* **Given exercise**
Look through the lines below and extract any with the word "when".

* **Task input**
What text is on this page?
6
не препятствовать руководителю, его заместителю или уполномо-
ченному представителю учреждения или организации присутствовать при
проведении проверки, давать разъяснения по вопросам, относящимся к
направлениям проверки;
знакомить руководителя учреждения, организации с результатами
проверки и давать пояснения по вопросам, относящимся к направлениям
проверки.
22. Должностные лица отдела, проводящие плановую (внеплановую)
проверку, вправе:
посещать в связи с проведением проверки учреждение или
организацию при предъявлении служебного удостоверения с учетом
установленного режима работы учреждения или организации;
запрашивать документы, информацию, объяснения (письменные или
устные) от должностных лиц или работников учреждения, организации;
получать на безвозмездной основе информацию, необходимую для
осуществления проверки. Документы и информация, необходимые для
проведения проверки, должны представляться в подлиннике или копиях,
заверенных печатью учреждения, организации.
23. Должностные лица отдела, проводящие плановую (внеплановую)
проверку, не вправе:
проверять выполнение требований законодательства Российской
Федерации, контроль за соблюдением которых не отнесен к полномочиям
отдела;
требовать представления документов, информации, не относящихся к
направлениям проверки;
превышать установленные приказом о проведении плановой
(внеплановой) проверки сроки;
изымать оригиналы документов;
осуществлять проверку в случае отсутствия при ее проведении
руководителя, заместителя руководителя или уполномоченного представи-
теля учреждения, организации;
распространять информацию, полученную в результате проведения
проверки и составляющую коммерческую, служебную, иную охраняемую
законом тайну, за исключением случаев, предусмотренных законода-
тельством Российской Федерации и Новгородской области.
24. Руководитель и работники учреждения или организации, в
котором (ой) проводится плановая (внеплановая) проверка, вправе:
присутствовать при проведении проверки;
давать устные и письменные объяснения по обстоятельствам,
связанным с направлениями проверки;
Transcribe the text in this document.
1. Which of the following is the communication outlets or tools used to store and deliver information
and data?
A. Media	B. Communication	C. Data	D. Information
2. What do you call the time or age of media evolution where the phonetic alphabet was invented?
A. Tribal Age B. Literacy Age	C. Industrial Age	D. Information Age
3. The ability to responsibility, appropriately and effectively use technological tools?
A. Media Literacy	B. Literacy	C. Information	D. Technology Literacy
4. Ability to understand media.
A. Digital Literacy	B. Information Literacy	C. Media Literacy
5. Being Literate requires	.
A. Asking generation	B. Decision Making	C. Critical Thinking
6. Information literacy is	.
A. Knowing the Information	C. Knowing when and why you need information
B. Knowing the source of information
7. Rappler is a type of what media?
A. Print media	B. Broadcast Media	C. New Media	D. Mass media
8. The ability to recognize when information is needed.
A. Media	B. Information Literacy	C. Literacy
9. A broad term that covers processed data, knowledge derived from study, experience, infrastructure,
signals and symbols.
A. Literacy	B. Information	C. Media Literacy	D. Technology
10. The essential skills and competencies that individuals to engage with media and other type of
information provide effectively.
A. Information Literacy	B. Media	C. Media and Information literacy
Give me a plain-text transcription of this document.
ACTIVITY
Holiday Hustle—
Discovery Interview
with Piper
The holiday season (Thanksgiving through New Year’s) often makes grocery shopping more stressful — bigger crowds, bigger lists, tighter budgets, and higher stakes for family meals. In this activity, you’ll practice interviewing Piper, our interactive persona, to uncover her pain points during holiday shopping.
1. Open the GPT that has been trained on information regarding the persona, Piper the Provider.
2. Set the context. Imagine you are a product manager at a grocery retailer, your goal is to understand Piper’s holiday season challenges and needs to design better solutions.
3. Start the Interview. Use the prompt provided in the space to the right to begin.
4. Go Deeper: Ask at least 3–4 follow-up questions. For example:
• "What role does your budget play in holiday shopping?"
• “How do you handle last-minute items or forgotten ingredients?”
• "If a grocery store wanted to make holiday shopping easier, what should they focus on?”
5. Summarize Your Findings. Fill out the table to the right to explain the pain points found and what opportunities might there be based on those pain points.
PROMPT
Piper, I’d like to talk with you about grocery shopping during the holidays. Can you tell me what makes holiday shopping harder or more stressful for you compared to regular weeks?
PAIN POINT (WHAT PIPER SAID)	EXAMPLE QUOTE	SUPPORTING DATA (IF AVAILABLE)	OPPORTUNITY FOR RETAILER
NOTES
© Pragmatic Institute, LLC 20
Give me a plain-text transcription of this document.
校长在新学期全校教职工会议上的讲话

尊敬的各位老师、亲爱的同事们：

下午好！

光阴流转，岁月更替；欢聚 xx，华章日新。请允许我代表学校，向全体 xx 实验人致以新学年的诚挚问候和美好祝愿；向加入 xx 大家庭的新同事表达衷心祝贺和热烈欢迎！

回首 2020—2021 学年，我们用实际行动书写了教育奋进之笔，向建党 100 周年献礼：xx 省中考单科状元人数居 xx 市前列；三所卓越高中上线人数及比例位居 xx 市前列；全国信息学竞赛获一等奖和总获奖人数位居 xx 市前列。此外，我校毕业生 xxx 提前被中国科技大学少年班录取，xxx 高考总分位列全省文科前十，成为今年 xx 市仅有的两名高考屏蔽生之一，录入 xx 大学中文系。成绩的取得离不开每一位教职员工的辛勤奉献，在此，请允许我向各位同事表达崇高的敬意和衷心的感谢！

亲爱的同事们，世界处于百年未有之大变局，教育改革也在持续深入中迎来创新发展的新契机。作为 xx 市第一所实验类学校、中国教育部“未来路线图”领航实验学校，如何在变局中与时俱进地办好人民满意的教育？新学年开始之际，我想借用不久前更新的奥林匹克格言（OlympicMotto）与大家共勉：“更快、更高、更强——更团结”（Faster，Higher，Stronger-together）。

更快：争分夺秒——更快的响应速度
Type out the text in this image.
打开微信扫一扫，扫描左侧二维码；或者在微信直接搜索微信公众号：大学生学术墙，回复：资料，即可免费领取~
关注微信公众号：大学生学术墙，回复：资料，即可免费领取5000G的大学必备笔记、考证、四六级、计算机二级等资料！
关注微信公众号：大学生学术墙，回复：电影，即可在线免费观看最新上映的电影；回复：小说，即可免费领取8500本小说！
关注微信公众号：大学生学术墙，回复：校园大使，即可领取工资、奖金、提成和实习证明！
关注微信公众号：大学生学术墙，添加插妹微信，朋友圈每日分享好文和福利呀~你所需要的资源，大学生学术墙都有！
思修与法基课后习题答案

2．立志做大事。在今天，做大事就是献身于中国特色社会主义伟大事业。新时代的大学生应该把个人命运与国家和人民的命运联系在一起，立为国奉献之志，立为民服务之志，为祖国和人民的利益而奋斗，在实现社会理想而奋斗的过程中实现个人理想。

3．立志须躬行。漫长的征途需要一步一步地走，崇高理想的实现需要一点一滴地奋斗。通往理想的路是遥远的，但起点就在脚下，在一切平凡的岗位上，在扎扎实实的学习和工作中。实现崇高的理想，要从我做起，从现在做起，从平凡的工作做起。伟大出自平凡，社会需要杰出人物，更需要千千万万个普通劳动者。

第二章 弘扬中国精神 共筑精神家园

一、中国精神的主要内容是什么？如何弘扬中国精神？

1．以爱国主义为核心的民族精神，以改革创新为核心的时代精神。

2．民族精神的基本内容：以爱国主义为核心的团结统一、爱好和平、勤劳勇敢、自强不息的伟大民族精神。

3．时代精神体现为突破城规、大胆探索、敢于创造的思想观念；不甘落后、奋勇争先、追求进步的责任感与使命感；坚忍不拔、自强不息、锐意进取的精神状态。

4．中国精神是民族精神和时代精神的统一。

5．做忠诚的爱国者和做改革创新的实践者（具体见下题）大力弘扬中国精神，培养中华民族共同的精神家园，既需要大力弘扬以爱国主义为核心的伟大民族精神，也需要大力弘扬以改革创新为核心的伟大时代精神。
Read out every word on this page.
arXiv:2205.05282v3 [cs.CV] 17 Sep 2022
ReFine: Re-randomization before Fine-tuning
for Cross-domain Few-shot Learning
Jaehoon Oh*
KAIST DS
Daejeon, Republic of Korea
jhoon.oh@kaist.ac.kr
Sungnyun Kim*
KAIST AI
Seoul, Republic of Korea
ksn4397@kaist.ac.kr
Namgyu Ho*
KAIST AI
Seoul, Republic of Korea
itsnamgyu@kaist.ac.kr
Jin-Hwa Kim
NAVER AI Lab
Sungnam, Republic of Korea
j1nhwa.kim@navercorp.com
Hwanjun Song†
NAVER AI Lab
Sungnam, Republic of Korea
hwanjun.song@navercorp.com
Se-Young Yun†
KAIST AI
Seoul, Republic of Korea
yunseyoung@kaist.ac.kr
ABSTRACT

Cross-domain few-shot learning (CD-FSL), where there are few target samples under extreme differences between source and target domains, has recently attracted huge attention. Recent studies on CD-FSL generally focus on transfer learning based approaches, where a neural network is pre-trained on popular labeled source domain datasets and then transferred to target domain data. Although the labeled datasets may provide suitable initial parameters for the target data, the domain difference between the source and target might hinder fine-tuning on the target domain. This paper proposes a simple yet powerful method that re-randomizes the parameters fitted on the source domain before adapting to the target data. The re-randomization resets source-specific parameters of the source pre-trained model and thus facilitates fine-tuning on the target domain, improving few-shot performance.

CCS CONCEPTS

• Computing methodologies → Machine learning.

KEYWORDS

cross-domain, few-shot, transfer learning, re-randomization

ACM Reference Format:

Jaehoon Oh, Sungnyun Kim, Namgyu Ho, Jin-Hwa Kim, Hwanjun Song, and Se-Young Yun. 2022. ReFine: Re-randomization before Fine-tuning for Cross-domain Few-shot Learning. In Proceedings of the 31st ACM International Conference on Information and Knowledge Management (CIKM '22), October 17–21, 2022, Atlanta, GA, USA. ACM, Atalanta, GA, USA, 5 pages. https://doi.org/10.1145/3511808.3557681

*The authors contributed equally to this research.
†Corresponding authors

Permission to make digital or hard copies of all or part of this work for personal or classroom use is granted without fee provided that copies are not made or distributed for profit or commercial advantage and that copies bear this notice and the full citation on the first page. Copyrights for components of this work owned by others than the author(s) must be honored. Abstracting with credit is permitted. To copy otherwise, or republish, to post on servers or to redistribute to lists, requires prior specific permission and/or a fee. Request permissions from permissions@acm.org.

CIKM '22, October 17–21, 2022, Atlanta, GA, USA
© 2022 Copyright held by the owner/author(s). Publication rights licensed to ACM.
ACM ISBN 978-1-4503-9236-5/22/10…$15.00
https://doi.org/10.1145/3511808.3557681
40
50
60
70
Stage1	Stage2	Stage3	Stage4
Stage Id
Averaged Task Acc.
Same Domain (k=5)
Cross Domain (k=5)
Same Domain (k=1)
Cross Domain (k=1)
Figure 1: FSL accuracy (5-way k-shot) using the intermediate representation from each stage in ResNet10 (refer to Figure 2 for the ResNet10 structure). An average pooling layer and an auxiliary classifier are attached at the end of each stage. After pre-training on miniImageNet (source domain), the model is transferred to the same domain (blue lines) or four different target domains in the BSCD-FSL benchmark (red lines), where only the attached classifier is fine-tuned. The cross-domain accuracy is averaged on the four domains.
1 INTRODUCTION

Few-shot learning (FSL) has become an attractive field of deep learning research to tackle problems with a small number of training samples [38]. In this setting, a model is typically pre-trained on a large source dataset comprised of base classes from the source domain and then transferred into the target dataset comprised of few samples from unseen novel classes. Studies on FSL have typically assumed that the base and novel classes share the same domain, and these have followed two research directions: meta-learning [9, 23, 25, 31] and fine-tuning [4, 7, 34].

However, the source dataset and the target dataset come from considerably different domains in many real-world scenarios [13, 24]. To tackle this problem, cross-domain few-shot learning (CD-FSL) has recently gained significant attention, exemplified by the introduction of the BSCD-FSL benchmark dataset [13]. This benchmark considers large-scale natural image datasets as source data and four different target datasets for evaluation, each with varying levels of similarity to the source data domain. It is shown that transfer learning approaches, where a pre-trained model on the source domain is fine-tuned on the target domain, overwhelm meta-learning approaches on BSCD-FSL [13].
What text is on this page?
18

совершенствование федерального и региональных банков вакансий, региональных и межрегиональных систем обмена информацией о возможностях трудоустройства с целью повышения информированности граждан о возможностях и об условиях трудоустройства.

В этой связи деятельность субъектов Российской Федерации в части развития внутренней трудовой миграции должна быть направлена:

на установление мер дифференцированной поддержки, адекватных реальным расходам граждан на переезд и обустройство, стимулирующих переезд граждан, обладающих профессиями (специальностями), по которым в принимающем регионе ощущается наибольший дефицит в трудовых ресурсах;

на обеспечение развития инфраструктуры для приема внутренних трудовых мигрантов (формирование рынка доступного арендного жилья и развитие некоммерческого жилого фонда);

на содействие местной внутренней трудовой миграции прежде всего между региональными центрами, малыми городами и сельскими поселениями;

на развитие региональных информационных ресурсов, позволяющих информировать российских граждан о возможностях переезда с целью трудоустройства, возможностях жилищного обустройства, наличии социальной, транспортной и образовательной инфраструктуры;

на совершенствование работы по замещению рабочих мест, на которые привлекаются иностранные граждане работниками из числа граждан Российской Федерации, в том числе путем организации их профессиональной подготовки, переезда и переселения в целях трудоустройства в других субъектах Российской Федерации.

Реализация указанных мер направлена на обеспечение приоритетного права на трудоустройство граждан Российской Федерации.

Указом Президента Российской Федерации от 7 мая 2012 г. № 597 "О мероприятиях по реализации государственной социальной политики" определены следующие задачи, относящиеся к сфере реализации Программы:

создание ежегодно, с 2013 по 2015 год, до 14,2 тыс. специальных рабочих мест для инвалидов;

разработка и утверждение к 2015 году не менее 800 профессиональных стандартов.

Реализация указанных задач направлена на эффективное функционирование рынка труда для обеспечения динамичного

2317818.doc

* **The answer**
A. Knowing the Information	C. Knowing when and why you need information
8. The ability to recognize when information is needed.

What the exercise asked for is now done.